YOUR OBJECTIVE => Transcribe all of the material exactly.

━━━ DATASET EXCERPTS ━━━

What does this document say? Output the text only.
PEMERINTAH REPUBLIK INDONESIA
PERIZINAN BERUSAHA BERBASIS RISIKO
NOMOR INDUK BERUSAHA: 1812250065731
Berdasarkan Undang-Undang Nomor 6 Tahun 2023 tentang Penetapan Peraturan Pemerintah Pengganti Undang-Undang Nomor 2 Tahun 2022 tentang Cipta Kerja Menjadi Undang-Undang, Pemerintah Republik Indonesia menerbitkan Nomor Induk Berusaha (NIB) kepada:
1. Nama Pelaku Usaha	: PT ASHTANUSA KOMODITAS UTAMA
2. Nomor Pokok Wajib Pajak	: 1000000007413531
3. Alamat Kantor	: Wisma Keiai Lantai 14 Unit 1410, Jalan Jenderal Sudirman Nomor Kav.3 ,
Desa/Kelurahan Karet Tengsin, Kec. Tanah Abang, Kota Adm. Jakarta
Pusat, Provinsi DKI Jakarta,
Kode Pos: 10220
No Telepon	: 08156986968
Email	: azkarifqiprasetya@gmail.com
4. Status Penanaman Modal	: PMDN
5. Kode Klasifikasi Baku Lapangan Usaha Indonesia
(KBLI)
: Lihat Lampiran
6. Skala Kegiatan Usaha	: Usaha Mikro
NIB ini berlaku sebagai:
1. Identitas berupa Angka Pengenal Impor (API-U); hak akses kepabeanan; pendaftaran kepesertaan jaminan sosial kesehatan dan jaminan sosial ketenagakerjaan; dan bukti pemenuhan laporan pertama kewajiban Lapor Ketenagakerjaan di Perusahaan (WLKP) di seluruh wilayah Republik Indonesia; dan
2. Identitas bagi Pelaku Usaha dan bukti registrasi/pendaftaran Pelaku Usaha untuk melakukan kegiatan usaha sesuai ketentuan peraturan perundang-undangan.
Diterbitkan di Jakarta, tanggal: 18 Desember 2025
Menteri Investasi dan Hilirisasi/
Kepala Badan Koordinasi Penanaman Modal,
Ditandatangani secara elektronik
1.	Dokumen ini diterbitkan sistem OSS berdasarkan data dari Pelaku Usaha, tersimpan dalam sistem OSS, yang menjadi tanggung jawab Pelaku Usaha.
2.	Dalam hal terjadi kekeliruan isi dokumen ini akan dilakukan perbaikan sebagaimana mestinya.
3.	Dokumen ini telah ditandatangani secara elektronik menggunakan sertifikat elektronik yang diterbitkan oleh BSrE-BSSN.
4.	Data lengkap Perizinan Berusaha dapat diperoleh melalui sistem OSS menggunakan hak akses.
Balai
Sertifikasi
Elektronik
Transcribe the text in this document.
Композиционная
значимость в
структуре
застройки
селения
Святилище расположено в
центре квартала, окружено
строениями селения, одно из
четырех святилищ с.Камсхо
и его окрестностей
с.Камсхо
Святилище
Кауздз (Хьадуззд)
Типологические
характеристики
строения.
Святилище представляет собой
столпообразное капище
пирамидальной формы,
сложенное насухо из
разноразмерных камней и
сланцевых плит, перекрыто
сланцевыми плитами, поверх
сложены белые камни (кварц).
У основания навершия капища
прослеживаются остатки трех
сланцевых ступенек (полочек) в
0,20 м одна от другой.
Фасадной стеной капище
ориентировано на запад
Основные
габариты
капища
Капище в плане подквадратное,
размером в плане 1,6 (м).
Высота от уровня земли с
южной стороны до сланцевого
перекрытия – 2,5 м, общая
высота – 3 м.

━━━

TASK OUTPUT =>
What does this document say? Output the text only.
PEMERINTAH REPUBLIK INDONESIA
PERIZINAN BERUSAHA BERBASIS RISIKO
NOMOR INDUK BERUSAHA: 1812250065731
Berdasarkan Undang-Undang Nomor 6 Tahun 2023 tentang Penetapan Peraturan Pemerintah Pengganti Undang-Undang Nomor 2 Tahun 2022 tentang Cipta Kerja Menjadi Undang-Undang, Pemerintah Republik Indonesia menerbitkan Nomor Induk Berusaha (NIB) kepada:
1. Nama Pelaku Usaha	: PT ASHTANUSA KOMODITAS UTAMA
2. Nomor Pokok Wajib Pajak	: 1000000007413531
3. Alamat Kantor	: Wisma Keiai Lantai 14 Unit 1410, Jalan Jenderal Sudirman Nomor Kav.3 ,
Desa/Kelurahan Karet Tengsin, Kec. Tanah Abang, Kota Adm. Jakarta
Pusat, Provinsi DKI Jakarta,
Kode Pos: 10220
No Telepon	: 08156986968
Email	: azkarifqiprasetya@gmail.com
4. Status Penanaman Modal	: PMDN
5. Kode Klasifikasi Baku Lapangan Usaha Indonesia
(KBLI)
: Lihat Lampiran
6. Skala Kegiatan Usaha	: Usaha Mikro
NIB ini berlaku sebagai:
1. Identitas berupa Angka Pengenal Impor (API-U); hak akses kepabeanan; pendaftaran kepesertaan jaminan sosial kesehatan dan jaminan sosial ketenagakerjaan; dan bukti pemenuhan laporan pertama kewajiban Lapor Ketenagakerjaan di Perusahaan (WLKP) di seluruh wilayah Republik Indonesia; dan
2. Identitas bagi Pelaku Usaha dan bukti registrasi/pendaftaran Pelaku Usaha untuk melakukan kegiatan usaha sesuai ketentuan peraturan perundang-undangan.
Diterbitkan di Jakarta, tanggal: 18 Desember 2025
Menteri Investasi dan Hilirisasi/
Kepala Badan Koordinasi Penanaman Modal,
Ditandatangani secara elektronik
1.	Dokumen ini diterbitkan sistem OSS berdasarkan data dari Pelaku Usaha, tersimpan dalam sistem OSS, yang menjadi tanggung jawab Pelaku Usaha.
2.	Dalam hal terjadi kekeliruan isi dokumen ini akan dilakukan perbaikan sebagaimana mestinya.
3.	Dokumen ini telah ditandatangani secara elektronik menggunakan sertifikat elektronik yang diterbitkan oleh BSrE-BSSN.
4.	Data lengkap Perizinan Berusaha dapat diperoleh melalui sistem OSS menggunakan hak akses.
Balai
Sertifikasi
Elektronik
Transcribe the text in this document.
Композиционная
значимость в
структуре
застройки
селения
Святилище расположено в
центре квартала, окружено
строениями селения, одно из
четырех святилищ с.Камсхо
и его окрестностей
с.Камсхо
Святилище
Кауздз (Хьадуззд)
Типологические
характеристики
строения.
Святилище представляет собой
столпообразное капище
пирамидальной формы,
сложенное насухо из
разноразмерных камней и
сланцевых плит, перекрыто
сланцевыми плитами, поверх
сложены белые камни (кварц).
У основания навершия капища
прослеживаются остатки трех
сланцевых ступенек (полочек) в
0,20 м одна от другой.
Фасадной стеной капище
ориентировано на запад
Основные
габариты
капища
Капище в плане подквадратное,
размером в плане 1,6 (м).
Высота от уровня земли с
южной стороны до сланцевого
перекрытия – 2,5 м, общая
высота – 3 м.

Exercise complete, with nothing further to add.